**Aim of the task**
Retype every entry word for word.

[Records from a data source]
⟨

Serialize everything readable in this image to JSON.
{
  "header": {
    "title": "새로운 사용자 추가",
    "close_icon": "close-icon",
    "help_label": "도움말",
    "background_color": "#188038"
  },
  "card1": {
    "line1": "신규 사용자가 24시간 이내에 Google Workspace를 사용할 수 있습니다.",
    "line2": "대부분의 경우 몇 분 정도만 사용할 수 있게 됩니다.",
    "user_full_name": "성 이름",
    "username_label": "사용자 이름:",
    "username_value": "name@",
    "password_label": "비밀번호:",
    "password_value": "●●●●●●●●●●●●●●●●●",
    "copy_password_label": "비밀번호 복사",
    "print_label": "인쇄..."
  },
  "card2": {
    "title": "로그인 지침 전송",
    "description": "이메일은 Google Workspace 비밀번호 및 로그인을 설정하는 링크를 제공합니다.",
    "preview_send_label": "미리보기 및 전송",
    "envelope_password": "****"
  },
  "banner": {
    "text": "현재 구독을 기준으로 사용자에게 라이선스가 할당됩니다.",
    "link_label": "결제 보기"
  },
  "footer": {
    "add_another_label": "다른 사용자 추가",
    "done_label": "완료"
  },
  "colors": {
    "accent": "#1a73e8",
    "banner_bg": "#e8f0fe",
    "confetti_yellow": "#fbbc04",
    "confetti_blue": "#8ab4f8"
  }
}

⟩

**Output of the exercise**
Serialize everything readable in this image to JSON.
{
  "header": {
    "title": "새로운 사용자 추가",
    "close_icon": "close-icon",
    "help_label": "도움말",
    "background_color": "#188038"
  },
  "card1": {
    "line1": "신규 사용자가 24시간 이내에 Google Workspace를 사용할 수 있습니다.",
    "line2": "대부분의 경우 몇 분 정도만 사용할 수 있게 됩니다.",
    "user_full_name": "성 이름",
    "username_label": "사용자 이름:",
    "username_value": "name@",
    "password_label": "비밀번호:",
    "password_value": "●●●●●●●●●●●●●●●●●",
    "copy_password_label": "비밀번호 복사",
    "print_label": "인쇄..."
  },
  "card2": {
    "title": "로그인 지침 전송",
    "description": "이메일은 Google Workspace 비밀번호 및 로그인을 설정하는 링크를 제공합니다.",
    "preview_send_label": "미리보기 및 전송",
    "envelope_password": "****"
  },
  "banner": {
    "text": "현재 구독을 기준으로 사용자에게 라이선스가 할당됩니다.",
    "link_label": "결제 보기"
  },
  "footer": {
    "add_another_label": "다른 사용자 추가",
    "done_label": "완료"
  },
  "colors": {
    "accent": "#1a73e8",
    "banner_bg": "#e8f0fe",
    "confetti_yellow": "#fbbc04",
    "confetti_blue": "#8ab4f8"
  }
}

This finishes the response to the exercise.